**WHAT IS EXPECTED**
Below are records; count the lines that contain "text" and give only the total.

Saved data entries:
══════════

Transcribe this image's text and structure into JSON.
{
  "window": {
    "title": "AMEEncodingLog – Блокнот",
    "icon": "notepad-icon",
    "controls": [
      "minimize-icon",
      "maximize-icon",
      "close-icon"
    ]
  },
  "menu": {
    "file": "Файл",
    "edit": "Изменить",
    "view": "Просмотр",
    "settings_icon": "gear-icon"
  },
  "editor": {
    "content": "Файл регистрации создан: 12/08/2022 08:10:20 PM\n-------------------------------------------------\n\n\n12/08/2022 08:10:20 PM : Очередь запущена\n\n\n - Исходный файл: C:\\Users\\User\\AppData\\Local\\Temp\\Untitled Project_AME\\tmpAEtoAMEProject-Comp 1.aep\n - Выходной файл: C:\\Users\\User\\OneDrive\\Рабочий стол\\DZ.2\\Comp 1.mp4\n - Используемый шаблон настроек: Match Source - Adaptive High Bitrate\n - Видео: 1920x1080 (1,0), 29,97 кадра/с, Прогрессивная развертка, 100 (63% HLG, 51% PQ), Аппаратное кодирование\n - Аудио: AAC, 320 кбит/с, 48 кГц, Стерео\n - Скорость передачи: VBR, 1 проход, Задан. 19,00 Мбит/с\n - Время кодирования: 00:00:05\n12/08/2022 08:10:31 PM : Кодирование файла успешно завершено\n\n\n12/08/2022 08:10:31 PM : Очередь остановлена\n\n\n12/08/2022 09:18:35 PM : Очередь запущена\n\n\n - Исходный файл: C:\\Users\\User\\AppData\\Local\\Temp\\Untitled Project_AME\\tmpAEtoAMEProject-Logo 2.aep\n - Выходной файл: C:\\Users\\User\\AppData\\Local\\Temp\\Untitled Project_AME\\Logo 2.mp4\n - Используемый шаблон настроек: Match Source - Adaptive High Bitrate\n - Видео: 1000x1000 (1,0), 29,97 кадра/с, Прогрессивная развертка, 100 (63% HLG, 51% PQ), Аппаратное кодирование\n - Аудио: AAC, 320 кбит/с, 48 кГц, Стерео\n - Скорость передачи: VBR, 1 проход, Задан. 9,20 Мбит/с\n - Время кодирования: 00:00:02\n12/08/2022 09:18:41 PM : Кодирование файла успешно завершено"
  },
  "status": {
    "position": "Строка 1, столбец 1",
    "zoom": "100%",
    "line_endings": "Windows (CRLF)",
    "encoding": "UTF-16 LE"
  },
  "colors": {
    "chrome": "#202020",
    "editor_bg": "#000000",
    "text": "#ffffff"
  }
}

══════════

**OUTPUT OF THE EXERCISE**
2